START SUPPLIED DATA
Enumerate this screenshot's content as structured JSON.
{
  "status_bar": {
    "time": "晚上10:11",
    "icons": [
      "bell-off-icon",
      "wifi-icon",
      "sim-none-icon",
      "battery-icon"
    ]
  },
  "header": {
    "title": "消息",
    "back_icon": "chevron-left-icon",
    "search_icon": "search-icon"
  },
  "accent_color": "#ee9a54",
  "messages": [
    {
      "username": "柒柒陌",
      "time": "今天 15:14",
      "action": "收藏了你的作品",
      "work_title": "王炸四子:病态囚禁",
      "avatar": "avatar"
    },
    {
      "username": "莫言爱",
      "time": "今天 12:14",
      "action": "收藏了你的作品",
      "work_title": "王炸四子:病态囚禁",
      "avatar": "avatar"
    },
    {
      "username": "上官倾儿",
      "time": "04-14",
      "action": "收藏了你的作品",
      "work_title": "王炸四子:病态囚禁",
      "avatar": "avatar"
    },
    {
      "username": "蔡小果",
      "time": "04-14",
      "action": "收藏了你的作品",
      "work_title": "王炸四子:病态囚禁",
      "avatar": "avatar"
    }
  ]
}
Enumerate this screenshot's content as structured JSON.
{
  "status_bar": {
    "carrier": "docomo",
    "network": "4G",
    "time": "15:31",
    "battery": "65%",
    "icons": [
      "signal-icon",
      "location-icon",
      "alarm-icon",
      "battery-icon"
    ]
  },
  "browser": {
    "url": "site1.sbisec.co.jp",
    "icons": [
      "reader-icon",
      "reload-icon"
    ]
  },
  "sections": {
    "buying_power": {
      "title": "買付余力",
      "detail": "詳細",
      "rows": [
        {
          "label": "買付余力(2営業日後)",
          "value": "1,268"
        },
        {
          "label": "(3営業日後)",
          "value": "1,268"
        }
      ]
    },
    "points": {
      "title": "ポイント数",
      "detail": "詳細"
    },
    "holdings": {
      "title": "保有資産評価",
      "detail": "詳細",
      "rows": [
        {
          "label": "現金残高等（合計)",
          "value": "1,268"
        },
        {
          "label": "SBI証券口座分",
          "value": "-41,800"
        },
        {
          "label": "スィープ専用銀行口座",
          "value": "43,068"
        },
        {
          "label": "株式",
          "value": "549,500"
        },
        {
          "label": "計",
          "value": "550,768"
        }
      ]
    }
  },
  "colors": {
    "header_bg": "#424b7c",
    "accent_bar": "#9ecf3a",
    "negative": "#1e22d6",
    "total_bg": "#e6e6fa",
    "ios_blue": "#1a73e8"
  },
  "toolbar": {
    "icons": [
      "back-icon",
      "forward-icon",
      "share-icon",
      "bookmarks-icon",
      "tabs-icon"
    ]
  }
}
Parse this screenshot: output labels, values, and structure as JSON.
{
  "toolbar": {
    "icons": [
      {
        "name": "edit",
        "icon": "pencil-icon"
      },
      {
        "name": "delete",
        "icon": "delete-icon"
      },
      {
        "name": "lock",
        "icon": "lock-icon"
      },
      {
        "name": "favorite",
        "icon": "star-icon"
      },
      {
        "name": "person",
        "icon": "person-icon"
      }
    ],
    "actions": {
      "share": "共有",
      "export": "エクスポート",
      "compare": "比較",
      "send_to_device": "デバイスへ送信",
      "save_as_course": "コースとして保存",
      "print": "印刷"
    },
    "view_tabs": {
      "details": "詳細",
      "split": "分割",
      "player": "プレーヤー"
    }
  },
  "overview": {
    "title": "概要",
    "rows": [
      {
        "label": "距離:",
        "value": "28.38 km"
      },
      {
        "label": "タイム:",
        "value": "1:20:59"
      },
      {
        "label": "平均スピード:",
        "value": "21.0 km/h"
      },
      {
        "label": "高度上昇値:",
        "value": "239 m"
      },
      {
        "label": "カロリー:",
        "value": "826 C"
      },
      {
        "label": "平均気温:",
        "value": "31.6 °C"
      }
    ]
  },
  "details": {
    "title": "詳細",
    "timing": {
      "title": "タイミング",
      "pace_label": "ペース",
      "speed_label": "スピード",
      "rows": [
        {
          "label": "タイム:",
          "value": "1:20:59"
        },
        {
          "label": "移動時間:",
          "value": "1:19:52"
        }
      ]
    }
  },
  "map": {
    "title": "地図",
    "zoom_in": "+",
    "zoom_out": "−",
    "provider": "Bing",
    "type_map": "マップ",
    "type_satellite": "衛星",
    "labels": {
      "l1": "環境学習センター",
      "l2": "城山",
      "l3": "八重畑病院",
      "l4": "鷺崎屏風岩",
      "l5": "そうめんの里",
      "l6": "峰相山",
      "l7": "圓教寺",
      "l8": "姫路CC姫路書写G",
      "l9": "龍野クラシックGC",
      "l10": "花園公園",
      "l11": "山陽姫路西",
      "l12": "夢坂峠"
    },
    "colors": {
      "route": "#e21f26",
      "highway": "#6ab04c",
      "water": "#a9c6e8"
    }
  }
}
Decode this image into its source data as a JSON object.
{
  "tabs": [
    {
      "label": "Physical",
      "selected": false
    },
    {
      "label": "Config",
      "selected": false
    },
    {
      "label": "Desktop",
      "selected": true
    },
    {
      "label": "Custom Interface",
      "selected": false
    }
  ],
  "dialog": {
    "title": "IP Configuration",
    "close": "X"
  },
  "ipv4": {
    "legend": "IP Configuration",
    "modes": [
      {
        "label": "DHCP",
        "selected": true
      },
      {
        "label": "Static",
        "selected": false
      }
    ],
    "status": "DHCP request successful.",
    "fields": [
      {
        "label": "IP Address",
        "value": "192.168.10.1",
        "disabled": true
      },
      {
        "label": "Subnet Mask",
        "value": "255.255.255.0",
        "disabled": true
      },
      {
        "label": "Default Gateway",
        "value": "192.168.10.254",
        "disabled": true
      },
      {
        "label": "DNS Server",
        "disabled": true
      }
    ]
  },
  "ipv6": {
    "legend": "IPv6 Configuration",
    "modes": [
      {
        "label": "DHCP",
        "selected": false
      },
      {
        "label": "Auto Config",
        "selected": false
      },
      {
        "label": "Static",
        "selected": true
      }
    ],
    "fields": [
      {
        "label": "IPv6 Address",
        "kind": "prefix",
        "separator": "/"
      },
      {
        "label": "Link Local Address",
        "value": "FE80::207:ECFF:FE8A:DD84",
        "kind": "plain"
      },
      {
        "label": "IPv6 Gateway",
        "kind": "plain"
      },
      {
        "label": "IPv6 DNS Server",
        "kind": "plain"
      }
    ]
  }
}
END SUPPLIED DATA
Among the entries above, identify all lines with "Gateway" and copy them.

        "label": "Default Gateway",
        "label": "IPv6 Gateway",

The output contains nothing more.